* _WHAT NEEDS TO BE DONE_
Pick out every line holding the string "августа" and copy it.

***

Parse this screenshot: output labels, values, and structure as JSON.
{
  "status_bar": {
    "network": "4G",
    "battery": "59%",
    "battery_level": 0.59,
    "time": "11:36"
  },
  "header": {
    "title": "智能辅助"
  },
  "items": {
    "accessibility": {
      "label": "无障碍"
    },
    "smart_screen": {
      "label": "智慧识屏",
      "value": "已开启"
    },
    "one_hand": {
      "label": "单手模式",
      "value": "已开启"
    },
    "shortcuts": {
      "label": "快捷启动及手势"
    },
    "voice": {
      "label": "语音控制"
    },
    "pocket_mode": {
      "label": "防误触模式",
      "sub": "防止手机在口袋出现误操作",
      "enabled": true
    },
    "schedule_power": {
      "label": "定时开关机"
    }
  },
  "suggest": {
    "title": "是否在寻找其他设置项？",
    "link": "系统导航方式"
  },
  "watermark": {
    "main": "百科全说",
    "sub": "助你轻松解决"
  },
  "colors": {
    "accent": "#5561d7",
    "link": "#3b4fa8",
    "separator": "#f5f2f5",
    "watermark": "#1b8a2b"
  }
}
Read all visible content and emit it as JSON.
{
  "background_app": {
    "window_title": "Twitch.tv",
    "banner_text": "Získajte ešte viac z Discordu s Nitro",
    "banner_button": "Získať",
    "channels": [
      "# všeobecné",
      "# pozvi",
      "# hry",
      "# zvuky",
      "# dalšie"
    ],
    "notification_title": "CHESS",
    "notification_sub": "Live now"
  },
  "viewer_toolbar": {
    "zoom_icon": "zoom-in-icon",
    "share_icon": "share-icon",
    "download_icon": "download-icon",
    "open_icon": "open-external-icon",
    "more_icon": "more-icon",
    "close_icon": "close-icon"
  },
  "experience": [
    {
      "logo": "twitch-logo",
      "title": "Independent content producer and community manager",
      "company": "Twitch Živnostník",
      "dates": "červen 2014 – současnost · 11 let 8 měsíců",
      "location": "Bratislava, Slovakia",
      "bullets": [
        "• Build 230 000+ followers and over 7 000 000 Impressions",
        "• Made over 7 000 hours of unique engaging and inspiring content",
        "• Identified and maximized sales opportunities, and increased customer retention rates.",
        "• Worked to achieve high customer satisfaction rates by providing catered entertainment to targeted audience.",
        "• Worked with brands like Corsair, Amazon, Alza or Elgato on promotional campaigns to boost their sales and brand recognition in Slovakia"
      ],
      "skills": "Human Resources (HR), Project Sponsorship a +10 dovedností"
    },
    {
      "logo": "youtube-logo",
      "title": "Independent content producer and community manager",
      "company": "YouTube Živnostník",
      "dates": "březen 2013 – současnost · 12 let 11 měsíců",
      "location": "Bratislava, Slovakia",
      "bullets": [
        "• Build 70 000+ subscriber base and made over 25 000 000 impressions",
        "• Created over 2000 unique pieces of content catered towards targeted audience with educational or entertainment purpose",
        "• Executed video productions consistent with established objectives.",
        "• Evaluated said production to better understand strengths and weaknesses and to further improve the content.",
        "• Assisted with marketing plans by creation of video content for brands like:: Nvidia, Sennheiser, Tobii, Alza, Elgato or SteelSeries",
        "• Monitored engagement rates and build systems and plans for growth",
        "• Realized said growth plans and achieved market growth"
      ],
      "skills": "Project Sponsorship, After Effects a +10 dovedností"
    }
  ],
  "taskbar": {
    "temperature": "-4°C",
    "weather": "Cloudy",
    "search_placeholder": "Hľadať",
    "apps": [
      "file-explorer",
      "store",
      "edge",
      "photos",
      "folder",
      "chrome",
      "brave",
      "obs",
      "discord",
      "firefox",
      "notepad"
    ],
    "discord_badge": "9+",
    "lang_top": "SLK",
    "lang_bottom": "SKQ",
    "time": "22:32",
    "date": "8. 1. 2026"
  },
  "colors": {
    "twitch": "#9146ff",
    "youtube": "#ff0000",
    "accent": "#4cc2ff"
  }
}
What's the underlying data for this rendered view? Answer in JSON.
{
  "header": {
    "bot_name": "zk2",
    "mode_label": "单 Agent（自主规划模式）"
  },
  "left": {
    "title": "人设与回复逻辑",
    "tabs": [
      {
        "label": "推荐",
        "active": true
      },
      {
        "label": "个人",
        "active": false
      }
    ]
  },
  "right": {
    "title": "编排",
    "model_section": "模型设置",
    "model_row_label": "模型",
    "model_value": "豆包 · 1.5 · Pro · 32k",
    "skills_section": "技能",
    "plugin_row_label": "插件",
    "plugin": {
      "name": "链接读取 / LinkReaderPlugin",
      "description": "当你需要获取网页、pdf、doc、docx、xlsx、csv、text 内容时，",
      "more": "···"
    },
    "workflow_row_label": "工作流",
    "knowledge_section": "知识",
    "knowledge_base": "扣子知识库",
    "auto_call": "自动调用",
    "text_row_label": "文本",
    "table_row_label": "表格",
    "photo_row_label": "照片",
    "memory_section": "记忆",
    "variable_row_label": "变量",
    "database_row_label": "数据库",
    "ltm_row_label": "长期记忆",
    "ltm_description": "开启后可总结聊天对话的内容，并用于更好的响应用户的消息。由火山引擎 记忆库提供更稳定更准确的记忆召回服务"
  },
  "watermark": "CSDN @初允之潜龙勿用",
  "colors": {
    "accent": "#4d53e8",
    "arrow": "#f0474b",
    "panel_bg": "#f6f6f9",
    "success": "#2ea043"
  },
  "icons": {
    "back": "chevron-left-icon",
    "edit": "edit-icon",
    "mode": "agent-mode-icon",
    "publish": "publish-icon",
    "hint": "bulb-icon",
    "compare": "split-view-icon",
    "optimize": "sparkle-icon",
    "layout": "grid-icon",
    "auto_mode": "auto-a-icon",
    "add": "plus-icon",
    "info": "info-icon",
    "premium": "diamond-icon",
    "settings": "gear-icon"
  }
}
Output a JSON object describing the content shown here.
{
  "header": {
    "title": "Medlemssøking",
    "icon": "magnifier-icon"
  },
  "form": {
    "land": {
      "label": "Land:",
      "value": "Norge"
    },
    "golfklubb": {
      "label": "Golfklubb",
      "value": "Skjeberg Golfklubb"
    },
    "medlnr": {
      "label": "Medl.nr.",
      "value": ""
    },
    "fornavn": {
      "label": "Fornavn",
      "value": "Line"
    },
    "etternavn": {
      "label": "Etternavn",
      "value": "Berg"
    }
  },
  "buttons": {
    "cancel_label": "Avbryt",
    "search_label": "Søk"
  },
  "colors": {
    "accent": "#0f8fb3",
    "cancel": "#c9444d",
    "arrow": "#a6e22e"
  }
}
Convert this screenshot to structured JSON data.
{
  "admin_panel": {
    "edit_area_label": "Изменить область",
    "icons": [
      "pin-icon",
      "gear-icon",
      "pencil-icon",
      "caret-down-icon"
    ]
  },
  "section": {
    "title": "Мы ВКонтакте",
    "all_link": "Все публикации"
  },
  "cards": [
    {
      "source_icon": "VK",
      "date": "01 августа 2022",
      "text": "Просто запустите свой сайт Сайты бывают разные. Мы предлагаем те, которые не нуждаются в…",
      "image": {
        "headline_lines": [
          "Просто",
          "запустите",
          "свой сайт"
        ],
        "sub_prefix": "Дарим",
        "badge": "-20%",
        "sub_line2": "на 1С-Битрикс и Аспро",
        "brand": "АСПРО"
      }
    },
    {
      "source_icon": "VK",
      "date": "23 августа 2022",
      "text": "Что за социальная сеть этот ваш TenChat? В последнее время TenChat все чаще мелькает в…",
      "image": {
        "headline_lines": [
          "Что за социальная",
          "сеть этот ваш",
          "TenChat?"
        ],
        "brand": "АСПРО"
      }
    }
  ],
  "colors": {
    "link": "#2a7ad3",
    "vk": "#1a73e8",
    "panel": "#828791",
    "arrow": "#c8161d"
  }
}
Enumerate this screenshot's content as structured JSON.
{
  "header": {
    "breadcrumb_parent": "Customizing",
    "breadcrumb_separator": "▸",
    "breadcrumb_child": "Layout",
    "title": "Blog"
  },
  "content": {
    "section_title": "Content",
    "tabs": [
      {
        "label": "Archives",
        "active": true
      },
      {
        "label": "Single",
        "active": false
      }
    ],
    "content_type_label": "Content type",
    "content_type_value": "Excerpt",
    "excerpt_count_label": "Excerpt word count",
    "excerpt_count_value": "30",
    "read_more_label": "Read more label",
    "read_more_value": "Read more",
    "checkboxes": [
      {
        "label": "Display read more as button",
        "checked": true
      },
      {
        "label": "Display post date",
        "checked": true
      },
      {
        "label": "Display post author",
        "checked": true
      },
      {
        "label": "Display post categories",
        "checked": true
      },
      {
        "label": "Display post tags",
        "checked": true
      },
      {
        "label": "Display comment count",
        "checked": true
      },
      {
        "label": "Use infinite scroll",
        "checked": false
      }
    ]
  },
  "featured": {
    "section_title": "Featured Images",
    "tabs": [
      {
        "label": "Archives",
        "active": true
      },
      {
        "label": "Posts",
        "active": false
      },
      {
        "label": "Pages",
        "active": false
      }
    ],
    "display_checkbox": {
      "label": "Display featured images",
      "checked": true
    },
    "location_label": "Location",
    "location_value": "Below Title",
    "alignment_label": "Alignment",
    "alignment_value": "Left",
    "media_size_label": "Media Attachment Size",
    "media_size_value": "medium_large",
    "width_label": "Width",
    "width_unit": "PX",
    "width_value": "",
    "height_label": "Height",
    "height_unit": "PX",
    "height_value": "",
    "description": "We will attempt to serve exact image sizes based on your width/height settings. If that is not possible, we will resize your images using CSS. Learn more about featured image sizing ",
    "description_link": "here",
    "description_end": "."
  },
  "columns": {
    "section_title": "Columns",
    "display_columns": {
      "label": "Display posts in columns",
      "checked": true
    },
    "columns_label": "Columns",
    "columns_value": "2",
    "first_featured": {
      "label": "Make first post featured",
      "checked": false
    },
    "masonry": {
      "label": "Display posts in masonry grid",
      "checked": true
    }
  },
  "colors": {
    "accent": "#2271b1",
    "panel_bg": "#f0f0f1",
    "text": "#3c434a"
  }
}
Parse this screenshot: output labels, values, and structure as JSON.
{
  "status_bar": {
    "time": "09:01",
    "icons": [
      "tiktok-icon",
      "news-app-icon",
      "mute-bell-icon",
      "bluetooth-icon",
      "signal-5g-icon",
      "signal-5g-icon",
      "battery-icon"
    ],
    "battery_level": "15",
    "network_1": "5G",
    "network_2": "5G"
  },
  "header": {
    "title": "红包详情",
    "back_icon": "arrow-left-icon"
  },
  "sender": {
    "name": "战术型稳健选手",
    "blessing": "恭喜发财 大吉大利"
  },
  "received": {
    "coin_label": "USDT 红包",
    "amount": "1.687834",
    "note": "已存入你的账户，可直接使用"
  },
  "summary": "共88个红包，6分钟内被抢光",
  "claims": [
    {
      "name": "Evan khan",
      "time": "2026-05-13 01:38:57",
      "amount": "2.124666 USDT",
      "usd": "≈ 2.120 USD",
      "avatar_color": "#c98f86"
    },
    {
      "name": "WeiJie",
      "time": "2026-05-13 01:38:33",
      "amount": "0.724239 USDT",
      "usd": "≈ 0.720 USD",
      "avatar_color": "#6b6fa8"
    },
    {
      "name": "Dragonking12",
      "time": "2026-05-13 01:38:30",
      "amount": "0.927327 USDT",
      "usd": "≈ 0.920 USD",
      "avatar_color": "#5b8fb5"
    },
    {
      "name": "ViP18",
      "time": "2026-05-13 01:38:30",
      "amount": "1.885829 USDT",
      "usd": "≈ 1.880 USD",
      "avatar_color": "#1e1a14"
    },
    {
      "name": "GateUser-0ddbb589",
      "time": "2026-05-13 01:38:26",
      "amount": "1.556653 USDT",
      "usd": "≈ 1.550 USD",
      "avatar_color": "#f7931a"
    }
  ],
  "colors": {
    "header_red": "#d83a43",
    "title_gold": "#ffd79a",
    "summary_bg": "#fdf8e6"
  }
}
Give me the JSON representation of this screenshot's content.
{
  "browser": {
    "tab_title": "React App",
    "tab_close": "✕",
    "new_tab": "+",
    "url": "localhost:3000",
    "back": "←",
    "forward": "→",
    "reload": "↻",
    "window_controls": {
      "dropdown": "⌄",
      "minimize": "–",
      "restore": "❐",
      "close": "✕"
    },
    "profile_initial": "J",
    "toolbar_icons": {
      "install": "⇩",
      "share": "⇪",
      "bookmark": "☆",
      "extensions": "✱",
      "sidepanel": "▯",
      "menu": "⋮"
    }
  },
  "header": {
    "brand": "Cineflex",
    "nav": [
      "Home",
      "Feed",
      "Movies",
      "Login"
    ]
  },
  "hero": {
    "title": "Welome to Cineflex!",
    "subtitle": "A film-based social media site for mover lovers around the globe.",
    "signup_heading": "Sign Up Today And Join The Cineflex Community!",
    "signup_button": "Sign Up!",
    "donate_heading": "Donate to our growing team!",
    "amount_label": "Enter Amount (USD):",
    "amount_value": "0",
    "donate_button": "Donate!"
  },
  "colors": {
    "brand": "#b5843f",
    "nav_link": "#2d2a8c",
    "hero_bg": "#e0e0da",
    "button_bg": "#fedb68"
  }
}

***

* _WRITTEN RESPONSE_
      "date": "01 августа 2022",
      "date": "23 августа 2022",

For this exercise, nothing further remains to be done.